Maybe you saved his life, maybe you sent him somewhere where he’ll run loose until he gets smacked by a car or attacked by coyotes or contracts a contagious disease like distemper and dies horribly. You have no idea because you don’t know the first thing about these people or the girl who picked them out. It happens. A LOT. And that’s assuming this girl even did send the dog to a nice farm family instead of to a puppy mill or a fighting facility, which also happens A LOT.
I say this as someone who has devoted her life to caring for and protecting animals and helping people give them the best lives possible–there are lives far worse than death, and there are deaths infinitely worse than an iv overdose of sedative.

PROBLEM REQUIREMENTS: Carry on the passage above about rehoming a dog, continuing from its final sentence.

Page layout parsing data:
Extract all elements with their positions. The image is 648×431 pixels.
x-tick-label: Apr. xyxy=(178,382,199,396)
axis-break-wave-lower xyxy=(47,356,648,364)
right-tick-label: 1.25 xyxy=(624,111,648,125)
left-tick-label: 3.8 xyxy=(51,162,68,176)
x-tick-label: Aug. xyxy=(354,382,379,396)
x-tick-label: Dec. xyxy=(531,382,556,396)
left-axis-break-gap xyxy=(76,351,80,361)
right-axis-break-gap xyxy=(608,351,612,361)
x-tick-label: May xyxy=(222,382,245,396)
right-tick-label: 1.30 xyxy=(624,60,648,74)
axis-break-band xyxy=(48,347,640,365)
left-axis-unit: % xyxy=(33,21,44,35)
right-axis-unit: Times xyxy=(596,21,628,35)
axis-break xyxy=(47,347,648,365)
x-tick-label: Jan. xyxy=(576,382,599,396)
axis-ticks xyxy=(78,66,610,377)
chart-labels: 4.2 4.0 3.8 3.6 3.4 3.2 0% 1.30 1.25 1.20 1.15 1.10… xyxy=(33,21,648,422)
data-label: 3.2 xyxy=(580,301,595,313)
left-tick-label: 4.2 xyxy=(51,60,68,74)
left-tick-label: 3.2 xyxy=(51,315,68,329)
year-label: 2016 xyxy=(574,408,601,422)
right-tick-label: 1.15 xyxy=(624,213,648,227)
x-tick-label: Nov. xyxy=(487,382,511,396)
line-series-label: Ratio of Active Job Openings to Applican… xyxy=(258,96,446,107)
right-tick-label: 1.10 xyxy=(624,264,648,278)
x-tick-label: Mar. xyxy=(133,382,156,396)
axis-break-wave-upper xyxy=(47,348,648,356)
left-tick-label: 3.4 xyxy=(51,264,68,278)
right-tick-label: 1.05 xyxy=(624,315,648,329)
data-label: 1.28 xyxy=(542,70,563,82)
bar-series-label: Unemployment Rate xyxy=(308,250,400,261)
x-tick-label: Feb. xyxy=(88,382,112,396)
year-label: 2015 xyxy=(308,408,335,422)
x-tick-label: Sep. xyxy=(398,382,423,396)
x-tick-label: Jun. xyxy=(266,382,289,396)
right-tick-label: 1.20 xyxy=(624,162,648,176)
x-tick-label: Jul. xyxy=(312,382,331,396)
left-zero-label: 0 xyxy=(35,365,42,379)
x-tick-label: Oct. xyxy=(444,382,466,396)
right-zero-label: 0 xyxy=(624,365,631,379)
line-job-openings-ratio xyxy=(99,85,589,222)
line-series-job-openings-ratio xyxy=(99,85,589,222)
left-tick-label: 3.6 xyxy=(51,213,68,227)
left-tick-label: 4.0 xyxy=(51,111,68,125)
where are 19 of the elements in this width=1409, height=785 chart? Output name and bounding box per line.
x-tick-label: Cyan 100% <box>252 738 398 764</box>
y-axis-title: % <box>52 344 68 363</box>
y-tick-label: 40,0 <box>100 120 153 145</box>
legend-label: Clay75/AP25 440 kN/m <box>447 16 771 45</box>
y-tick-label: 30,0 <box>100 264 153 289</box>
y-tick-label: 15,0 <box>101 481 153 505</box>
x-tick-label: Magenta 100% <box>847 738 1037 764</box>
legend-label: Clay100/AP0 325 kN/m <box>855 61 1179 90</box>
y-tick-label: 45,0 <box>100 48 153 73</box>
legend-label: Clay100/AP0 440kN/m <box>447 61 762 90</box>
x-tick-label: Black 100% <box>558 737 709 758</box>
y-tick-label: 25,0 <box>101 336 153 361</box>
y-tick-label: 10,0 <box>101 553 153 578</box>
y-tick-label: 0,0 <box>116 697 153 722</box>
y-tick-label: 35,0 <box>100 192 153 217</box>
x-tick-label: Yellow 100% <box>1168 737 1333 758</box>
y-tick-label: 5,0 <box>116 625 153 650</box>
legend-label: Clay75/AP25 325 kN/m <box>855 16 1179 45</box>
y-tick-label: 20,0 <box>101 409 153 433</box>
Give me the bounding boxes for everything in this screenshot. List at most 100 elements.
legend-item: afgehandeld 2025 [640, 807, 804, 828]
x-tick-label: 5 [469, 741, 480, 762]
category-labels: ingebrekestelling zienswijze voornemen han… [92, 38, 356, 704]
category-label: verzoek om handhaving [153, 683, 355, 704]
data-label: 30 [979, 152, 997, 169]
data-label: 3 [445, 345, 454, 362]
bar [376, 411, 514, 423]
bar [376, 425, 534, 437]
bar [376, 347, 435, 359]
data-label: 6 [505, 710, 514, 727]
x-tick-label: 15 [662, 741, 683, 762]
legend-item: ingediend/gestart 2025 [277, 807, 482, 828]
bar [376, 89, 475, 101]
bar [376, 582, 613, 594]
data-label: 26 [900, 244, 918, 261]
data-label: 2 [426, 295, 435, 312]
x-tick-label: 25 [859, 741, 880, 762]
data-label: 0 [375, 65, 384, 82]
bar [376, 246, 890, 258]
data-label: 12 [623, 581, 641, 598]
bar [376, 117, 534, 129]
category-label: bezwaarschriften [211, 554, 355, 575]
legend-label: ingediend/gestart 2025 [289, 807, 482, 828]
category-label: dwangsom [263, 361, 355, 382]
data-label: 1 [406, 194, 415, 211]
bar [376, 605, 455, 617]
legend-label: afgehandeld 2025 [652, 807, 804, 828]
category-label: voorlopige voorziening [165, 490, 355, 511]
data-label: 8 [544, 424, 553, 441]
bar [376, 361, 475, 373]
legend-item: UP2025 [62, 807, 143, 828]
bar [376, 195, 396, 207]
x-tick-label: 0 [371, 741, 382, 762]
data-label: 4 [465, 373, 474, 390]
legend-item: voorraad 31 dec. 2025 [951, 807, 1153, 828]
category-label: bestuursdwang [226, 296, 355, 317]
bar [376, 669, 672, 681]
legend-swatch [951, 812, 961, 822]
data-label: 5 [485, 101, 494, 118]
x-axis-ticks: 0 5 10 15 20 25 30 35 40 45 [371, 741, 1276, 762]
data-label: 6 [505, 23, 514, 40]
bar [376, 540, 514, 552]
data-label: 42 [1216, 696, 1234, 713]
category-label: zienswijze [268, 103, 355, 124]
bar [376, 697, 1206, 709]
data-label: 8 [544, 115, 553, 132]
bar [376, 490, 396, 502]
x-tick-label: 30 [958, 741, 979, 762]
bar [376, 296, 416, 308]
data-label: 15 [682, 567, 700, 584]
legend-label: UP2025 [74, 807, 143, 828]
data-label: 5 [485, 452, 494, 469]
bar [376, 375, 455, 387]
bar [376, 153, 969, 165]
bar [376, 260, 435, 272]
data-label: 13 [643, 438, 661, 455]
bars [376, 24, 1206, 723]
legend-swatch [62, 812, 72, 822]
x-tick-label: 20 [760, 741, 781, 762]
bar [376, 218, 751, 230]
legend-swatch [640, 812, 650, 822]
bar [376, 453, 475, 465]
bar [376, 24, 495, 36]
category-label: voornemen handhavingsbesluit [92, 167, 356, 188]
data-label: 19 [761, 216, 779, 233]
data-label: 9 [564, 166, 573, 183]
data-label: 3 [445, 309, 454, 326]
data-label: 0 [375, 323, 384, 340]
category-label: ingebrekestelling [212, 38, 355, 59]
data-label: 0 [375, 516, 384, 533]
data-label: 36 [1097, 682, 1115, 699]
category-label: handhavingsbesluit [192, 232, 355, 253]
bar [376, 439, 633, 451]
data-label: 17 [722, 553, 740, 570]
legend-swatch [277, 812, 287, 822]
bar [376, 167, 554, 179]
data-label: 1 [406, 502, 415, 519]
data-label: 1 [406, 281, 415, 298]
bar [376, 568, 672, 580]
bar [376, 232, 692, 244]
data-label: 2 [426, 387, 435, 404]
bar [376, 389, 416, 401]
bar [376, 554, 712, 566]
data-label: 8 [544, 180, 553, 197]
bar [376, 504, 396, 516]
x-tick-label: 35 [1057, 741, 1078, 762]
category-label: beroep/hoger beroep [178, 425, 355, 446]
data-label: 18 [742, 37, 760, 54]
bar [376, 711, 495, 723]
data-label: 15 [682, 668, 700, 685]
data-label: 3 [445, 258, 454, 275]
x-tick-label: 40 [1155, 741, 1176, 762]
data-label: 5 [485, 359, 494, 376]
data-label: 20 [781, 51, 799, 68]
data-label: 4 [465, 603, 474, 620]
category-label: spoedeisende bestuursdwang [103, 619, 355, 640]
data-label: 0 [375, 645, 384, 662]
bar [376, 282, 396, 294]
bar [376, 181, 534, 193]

TASK OUTPUT:
As for the ethics question, I think what you did was highly unethical. The shelter, the people who spend their lives rehoming animals and evaluating potential new homes and actually knew this particular dog had already evaluated this chick and deemed her unsuitable to adopt him. You flat-out lied to them, signed a contract you had not the first intention of honoring, and got this dog into god only knows what kind of situation because you didn’t check out this girl or this other family before handing over a defenseless animal with an unknown temperament to their care. Evaluating a potential home isn’t just about kibble and shots and having a yard to play in and someone being home. It’s also about knowing a pet’s limitations and how that will factor in to a particular household–how it gets along with dogs, cats, children, strangers, whether it has medical issues and whether those are within an owner’s ability to deal with, how its personality fits with the general lifestyle of the home. You knew nothing about any of those things, so you were potentially setting up a really bad situation for everyone involved. That is so not cool.